> _Record excerpts_
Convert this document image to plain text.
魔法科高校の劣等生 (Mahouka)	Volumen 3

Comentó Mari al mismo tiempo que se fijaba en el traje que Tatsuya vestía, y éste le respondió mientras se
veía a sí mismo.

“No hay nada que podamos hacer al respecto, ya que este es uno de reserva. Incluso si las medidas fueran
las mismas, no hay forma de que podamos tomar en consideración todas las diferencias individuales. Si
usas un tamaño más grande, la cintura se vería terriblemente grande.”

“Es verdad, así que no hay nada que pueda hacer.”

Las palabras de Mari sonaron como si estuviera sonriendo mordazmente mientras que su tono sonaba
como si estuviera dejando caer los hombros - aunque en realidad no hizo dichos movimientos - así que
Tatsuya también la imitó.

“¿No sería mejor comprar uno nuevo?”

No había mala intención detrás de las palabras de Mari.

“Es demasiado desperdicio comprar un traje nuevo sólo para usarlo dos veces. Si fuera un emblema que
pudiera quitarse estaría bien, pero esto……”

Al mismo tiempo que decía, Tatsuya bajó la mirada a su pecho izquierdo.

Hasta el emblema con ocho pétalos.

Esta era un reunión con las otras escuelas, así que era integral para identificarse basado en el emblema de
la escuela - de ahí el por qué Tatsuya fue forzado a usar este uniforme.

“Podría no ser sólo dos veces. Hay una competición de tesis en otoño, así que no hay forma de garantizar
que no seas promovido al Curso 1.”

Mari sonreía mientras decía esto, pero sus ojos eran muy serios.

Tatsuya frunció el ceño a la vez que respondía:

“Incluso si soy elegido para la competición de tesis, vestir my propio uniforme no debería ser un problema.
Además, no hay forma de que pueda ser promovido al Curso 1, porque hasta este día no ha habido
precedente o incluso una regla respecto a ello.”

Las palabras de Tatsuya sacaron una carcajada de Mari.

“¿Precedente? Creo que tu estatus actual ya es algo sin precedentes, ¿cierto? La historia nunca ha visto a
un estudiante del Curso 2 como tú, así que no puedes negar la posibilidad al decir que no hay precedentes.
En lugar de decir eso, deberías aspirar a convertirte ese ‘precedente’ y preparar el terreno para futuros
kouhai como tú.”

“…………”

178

> _Exercise objective_
Repeat back the data above, exact to the last character.

> _Response to the exercise_
Convert this document image to plain text.
魔法科高校の劣等生 (Mahouka)	Volumen 3

Comentó Mari al mismo tiempo que se fijaba en el traje que Tatsuya vestía, y éste le respondió mientras se
veía a sí mismo.

“No hay nada que podamos hacer al respecto, ya que este es uno de reserva. Incluso si las medidas fueran
las mismas, no hay forma de que podamos tomar en consideración todas las diferencias individuales. Si
usas un tamaño más grande, la cintura se vería terriblemente grande.”

“Es verdad, así que no hay nada que pueda hacer.”

Las palabras de Mari sonaron como si estuviera sonriendo mordazmente mientras que su tono sonaba
como si estuviera dejando caer los hombros - aunque en realidad no hizo dichos movimientos - así que
Tatsuya también la imitó.

“¿No sería mejor comprar uno nuevo?”

No había mala intención detrás de las palabras de Mari.

“Es demasiado desperdicio comprar un traje nuevo sólo para usarlo dos veces. Si fuera un emblema que
pudiera quitarse estaría bien, pero esto……”

Al mismo tiempo que decía, Tatsuya bajó la mirada a su pecho izquierdo.

Hasta el emblema con ocho pétalos.

Esta era un reunión con las otras escuelas, así que era integral para identificarse basado en el emblema de
la escuela - de ahí el por qué Tatsuya fue forzado a usar este uniforme.

“Podría no ser sólo dos veces. Hay una competición de tesis en otoño, así que no hay forma de garantizar
que no seas promovido al Curso 1.”

Mari sonreía mientras decía esto, pero sus ojos eran muy serios.

Tatsuya frunció el ceño a la vez que respondía:

“Incluso si soy elegido para la competición de tesis, vestir my propio uniforme no debería ser un problema.
Además, no hay forma de que pueda ser promovido al Curso 1, porque hasta este día no ha habido
precedente o incluso una regla respecto a ello.”

Las palabras de Tatsuya sacaron una carcajada de Mari.

“¿Precedente? Creo que tu estatus actual ya es algo sin precedentes, ¿cierto? La historia nunca ha visto a
un estudiante del Curso 2 como tú, así que no puedes negar la posibilidad al decir que no hay precedentes.
En lugar de decir eso, deberías aspirar a convertirte ese ‘precedente’ y preparar el terreno para futuros
kouhai como tú.”

“…………”

178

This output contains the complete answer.